- WHAT YOU SHOULD DO
Nothing is to be altered; the data must be repeated exactly.
::::
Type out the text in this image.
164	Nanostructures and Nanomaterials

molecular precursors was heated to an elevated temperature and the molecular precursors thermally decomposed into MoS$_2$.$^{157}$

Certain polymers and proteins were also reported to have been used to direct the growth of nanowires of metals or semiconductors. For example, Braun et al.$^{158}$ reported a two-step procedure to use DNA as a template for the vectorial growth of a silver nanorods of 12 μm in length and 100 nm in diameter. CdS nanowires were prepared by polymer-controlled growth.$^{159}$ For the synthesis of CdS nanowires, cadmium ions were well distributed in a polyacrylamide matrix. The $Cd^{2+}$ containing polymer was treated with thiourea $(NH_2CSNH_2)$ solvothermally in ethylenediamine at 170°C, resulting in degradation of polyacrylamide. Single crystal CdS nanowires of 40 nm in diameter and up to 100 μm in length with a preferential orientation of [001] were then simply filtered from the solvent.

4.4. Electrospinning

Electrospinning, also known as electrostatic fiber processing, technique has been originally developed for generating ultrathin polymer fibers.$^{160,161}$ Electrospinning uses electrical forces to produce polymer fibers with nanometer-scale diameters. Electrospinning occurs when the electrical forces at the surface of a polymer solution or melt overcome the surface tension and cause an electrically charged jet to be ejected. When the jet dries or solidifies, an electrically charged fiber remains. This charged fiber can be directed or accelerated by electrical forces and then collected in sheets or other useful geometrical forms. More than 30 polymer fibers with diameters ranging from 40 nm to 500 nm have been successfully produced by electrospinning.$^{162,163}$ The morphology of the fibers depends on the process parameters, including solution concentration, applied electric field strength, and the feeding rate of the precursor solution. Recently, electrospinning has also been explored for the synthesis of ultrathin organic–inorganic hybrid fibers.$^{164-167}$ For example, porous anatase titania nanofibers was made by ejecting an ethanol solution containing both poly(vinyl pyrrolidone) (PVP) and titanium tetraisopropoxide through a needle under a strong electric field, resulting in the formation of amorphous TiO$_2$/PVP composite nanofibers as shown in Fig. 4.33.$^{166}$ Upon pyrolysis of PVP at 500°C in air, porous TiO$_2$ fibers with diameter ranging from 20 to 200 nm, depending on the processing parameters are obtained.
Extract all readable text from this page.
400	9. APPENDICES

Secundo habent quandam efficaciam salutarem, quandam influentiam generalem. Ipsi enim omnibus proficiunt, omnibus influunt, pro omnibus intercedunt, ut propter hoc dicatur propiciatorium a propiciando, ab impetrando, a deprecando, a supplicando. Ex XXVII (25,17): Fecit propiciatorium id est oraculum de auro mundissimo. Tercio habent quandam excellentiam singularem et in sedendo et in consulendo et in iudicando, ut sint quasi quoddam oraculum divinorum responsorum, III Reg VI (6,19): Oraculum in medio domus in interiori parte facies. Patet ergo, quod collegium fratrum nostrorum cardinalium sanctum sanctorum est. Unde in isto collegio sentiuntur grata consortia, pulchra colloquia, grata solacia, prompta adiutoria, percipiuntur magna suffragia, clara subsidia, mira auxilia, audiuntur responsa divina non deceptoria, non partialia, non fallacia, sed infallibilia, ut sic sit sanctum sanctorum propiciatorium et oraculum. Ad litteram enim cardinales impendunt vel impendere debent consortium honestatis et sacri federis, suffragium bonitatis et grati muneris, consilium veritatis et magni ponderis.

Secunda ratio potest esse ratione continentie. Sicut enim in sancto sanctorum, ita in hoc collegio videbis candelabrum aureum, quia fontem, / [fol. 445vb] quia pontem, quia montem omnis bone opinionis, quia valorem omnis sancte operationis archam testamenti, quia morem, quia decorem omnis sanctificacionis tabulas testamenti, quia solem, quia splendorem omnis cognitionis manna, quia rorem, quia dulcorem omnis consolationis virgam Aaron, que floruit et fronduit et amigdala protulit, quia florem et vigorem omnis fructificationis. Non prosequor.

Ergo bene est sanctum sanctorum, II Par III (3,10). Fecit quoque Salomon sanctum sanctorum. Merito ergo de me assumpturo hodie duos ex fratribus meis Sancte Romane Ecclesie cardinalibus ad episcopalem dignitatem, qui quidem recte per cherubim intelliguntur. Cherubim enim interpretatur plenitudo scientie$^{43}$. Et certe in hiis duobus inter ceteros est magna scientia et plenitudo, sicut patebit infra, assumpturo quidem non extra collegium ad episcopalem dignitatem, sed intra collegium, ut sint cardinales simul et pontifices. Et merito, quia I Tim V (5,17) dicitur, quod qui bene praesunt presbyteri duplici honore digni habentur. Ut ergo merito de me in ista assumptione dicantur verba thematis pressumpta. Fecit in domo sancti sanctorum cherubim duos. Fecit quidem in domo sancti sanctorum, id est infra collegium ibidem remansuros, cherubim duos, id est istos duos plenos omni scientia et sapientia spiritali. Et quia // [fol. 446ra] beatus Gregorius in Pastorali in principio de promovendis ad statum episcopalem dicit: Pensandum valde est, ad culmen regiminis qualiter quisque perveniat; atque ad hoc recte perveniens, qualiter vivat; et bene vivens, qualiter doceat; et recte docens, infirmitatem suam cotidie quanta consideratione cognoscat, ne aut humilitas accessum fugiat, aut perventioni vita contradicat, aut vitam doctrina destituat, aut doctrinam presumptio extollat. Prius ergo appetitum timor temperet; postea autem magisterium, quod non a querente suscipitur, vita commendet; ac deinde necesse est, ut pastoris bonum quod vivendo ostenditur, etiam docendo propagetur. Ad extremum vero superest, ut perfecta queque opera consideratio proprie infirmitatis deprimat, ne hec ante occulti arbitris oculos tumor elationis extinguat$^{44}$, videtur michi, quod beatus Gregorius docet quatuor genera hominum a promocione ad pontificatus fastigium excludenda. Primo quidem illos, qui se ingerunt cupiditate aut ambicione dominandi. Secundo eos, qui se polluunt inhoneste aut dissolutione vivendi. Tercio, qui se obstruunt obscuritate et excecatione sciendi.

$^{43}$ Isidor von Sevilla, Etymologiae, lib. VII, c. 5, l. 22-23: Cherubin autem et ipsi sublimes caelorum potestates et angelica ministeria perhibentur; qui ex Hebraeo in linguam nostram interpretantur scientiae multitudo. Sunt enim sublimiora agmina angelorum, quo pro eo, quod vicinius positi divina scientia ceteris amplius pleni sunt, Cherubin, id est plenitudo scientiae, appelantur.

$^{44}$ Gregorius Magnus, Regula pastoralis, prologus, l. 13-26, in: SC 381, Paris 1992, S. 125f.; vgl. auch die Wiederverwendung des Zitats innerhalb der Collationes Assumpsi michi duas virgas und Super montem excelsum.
::::
- TASK RESULT
Type out the text in this image.
164	Nanostructures and Nanomaterials

molecular precursors was heated to an elevated temperature and the molecular precursors thermally decomposed into MoS$_2$.$^{157}$

Certain polymers and proteins were also reported to have been used to direct the growth of nanowires of metals or semiconductors. For example, Braun et al.$^{158}$ reported a two-step procedure to use DNA as a template for the vectorial growth of a silver nanorods of 12 μm in length and 100 nm in diameter. CdS nanowires were prepared by polymer-controlled growth.$^{159}$ For the synthesis of CdS nanowires, cadmium ions were well distributed in a polyacrylamide matrix. The $Cd^{2+}$ containing polymer was treated with thiourea $(NH_2CSNH_2)$ solvothermally in ethylenediamine at 170°C, resulting in degradation of polyacrylamide. Single crystal CdS nanowires of 40 nm in diameter and up to 100 μm in length with a preferential orientation of [001] were then simply filtered from the solvent.

4.4. Electrospinning

Electrospinning, also known as electrostatic fiber processing, technique has been originally developed for generating ultrathin polymer fibers.$^{160,161}$ Electrospinning uses electrical forces to produce polymer fibers with nanometer-scale diameters. Electrospinning occurs when the electrical forces at the surface of a polymer solution or melt overcome the surface tension and cause an electrically charged jet to be ejected. When the jet dries or solidifies, an electrically charged fiber remains. This charged fiber can be directed or accelerated by electrical forces and then collected in sheets or other useful geometrical forms. More than 30 polymer fibers with diameters ranging from 40 nm to 500 nm have been successfully produced by electrospinning.$^{162,163}$ The morphology of the fibers depends on the process parameters, including solution concentration, applied electric field strength, and the feeding rate of the precursor solution. Recently, electrospinning has also been explored for the synthesis of ultrathin organic–inorganic hybrid fibers.$^{164-167}$ For example, porous anatase titania nanofibers was made by ejecting an ethanol solution containing both poly(vinyl pyrrolidone) (PVP) and titanium tetraisopropoxide through a needle under a strong electric field, resulting in the formation of amorphous TiO$_2$/PVP composite nanofibers as shown in Fig. 4.33.$^{166}$ Upon pyrolysis of PVP at 500°C in air, porous TiO$_2$ fibers with diameter ranging from 20 to 200 nm, depending on the processing parameters are obtained.
Extract all readable text from this page.
400	9. APPENDICES

Secundo habent quandam efficaciam salutarem, quandam influentiam generalem. Ipsi enim omnibus proficiunt, omnibus influunt, pro omnibus intercedunt, ut propter hoc dicatur propiciatorium a propiciando, ab impetrando, a deprecando, a supplicando. Ex XXVII (25,17): Fecit propiciatorium id est oraculum de auro mundissimo. Tercio habent quandam excellentiam singularem et in sedendo et in consulendo et in iudicando, ut sint quasi quoddam oraculum divinorum responsorum, III Reg VI (6,19): Oraculum in medio domus in interiori parte facies. Patet ergo, quod collegium fratrum nostrorum cardinalium sanctum sanctorum est. Unde in isto collegio sentiuntur grata consortia, pulchra colloquia, grata solacia, prompta adiutoria, percipiuntur magna suffragia, clara subsidia, mira auxilia, audiuntur responsa divina non deceptoria, non partialia, non fallacia, sed infallibilia, ut sic sit sanctum sanctorum propiciatorium et oraculum. Ad litteram enim cardinales impendunt vel impendere debent consortium honestatis et sacri federis, suffragium bonitatis et grati muneris, consilium veritatis et magni ponderis.

Secunda ratio potest esse ratione continentie. Sicut enim in sancto sanctorum, ita in hoc collegio videbis candelabrum aureum, quia fontem, / [fol. 445vb] quia pontem, quia montem omnis bone opinionis, quia valorem omnis sancte operationis archam testamenti, quia morem, quia decorem omnis sanctificacionis tabulas testamenti, quia solem, quia splendorem omnis cognitionis manna, quia rorem, quia dulcorem omnis consolationis virgam Aaron, que floruit et fronduit et amigdala protulit, quia florem et vigorem omnis fructificationis. Non prosequor.

Ergo bene est sanctum sanctorum, II Par III (3,10). Fecit quoque Salomon sanctum sanctorum. Merito ergo de me assumpturo hodie duos ex fratribus meis Sancte Romane Ecclesie cardinalibus ad episcopalem dignitatem, qui quidem recte per cherubim intelliguntur. Cherubim enim interpretatur plenitudo scientie$^{43}$. Et certe in hiis duobus inter ceteros est magna scientia et plenitudo, sicut patebit infra, assumpturo quidem non extra collegium ad episcopalem dignitatem, sed intra collegium, ut sint cardinales simul et pontifices. Et merito, quia I Tim V (5,17) dicitur, quod qui bene praesunt presbyteri duplici honore digni habentur. Ut ergo merito de me in ista assumptione dicantur verba thematis pressumpta. Fecit in domo sancti sanctorum cherubim duos. Fecit quidem in domo sancti sanctorum, id est infra collegium ibidem remansuros, cherubim duos, id est istos duos plenos omni scientia et sapientia spiritali. Et quia // [fol. 446ra] beatus Gregorius in Pastorali in principio de promovendis ad statum episcopalem dicit: Pensandum valde est, ad culmen regiminis qualiter quisque perveniat; atque ad hoc recte perveniens, qualiter vivat; et bene vivens, qualiter doceat; et recte docens, infirmitatem suam cotidie quanta consideratione cognoscat, ne aut humilitas accessum fugiat, aut perventioni vita contradicat, aut vitam doctrina destituat, aut doctrinam presumptio extollat. Prius ergo appetitum timor temperet; postea autem magisterium, quod non a querente suscipitur, vita commendet; ac deinde necesse est, ut pastoris bonum quod vivendo ostenditur, etiam docendo propagetur. Ad extremum vero superest, ut perfecta queque opera consideratio proprie infirmitatis deprimat, ne hec ante occulti arbitris oculos tumor elationis extinguat$^{44}$, videtur michi, quod beatus Gregorius docet quatuor genera hominum a promocione ad pontificatus fastigium excludenda. Primo quidem illos, qui se ingerunt cupiditate aut ambicione dominandi. Secundo eos, qui se polluunt inhoneste aut dissolutione vivendi. Tercio, qui se obstruunt obscuritate et excecatione sciendi.

$^{43}$ Isidor von Sevilla, Etymologiae, lib. VII, c. 5, l. 22-23: Cherubin autem et ipsi sublimes caelorum potestates et angelica ministeria perhibentur; qui ex Hebraeo in linguam nostram interpretantur scientiae multitudo. Sunt enim sublimiora agmina angelorum, quo pro eo, quod vicinius positi divina scientia ceteris amplius pleni sunt, Cherubin, id est plenitudo scientiae, appelantur.

$^{44}$ Gregorius Magnus, Regula pastoralis, prologus, l. 13-26, in: SC 381, Paris 1992, S. 125f.; vgl. auch die Wiederverwendung des Zitats innerhalb der Collationes Assumpsi michi duas virgas und Super montem excelsum.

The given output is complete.